* BEGIN Page *
Infinite loop in AsyncSagaEventProcessor

Hi all.

This piece of code in certain conditions enters a infinite loop, and to make things worse is in a private method with nothing configurable to avoid it.

while (!persistProcessedSagas(attempts == 0) && status.isRunning()) {
    if (attempts == 0) {
        logger.warn("Error committing Saga state to the repository. Starting retry procedure...");
    }
    attempts++;
    if (attempts > 1 && attempts < 5) {
        logger.info("Waiting 100ms for next attempt");
        Thread.sleep(100);
    } else if (attempts >= 5) {
        logger.info("Waiting 2000ms for next attempt");
        long timeToStop = System.currentTimeMillis() + 2000;
        while (inFuture(timeToStop) && isLastInBacklog(sequence) && status.isRunning()) {
            Thread.sleep(100);
        }
    }
}

The issue is when a sagaRepository.add(saga) or a sagaRepository.commit(saga) on the call to persistProcessedSagas throws a exception that is not a AxonNonTransientException.

I fixed my particular case by changing a SagaStorageException to a SerializationException but that may not be allways possible.

This is 2.4.6 by the way, I don’t know if this version is still supported nor if this situation happens in 3.x as well.

Any other suggestion besides of what I did (that is not always possible to do ) is welcomed.

Cheers.
* END Page *
* BEGIN Source excerpt *
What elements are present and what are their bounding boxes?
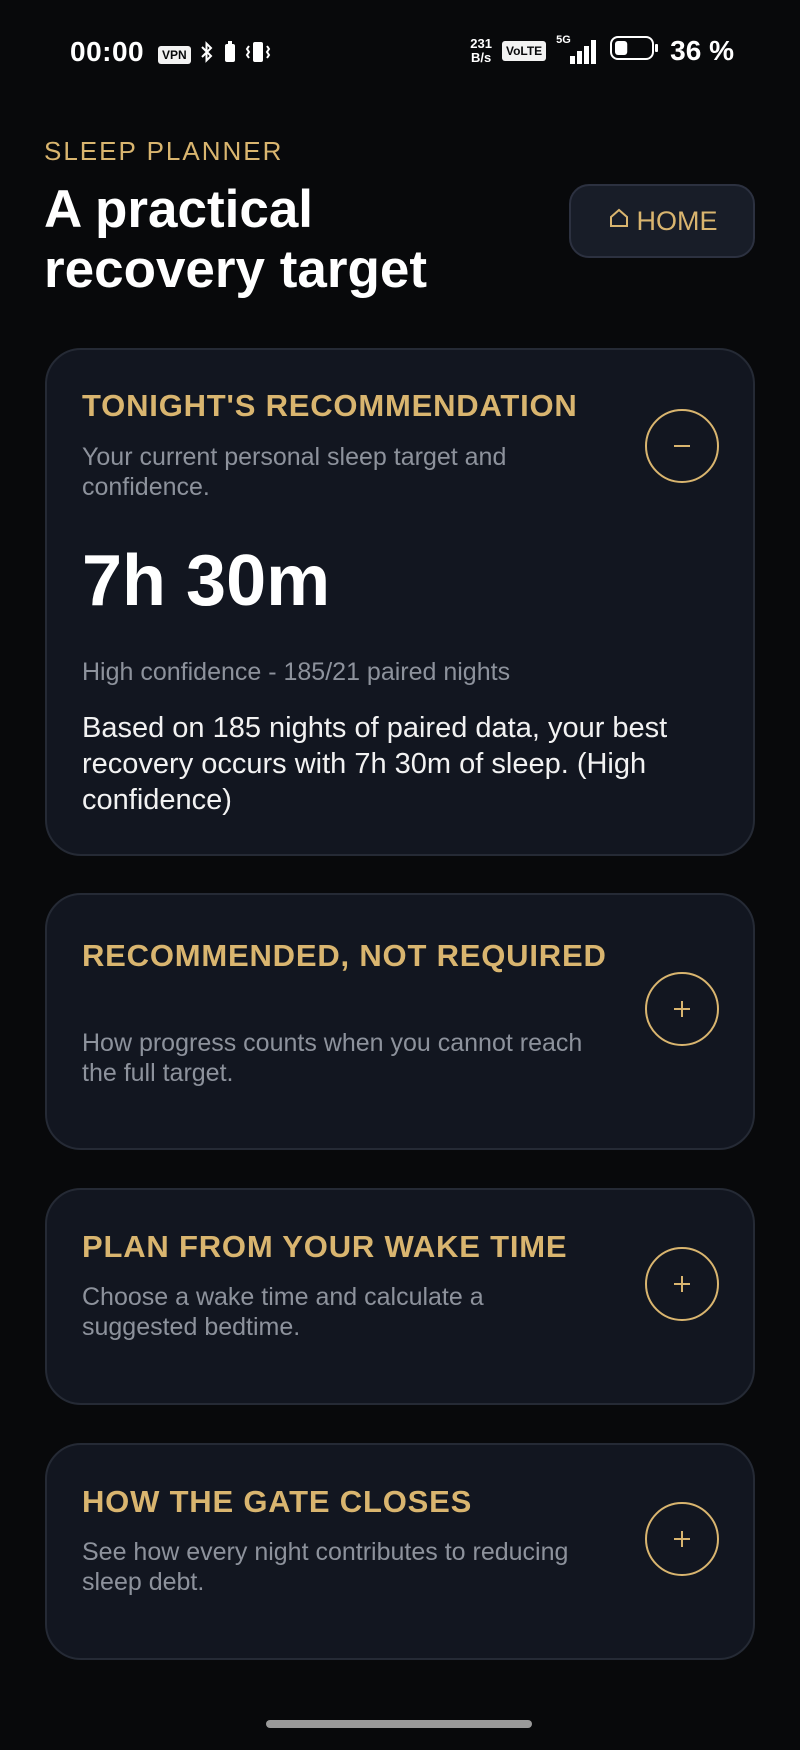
* END Source excerpt *
__Task instructions__.
[1] In the forum post on the infinite loop, which version of the software does the poster say they are running?
[2] According to the forum post on the infinite loop, why does the location of the looping code make the problem worse?
[3] Reproduce the forum post on the infinite loop from "I fixed my particular" to "do ) is welcomed.".

__Outputs in order__.
[1] Version 2.4.6.

[2] The looping code is in a private method with nothing configurable, so there is no setting that can stop the loop.

[3]
I fixed my particular case by changing a SagaStorageException to a SerializationException but that may not be allways possible.

This is 2.4.6 by the way, I don’t know if this version is still supported nor if this situation happens in 3.x as well.

Any other suggestion besides of what I did (that is not always possible to do ) is welcomed.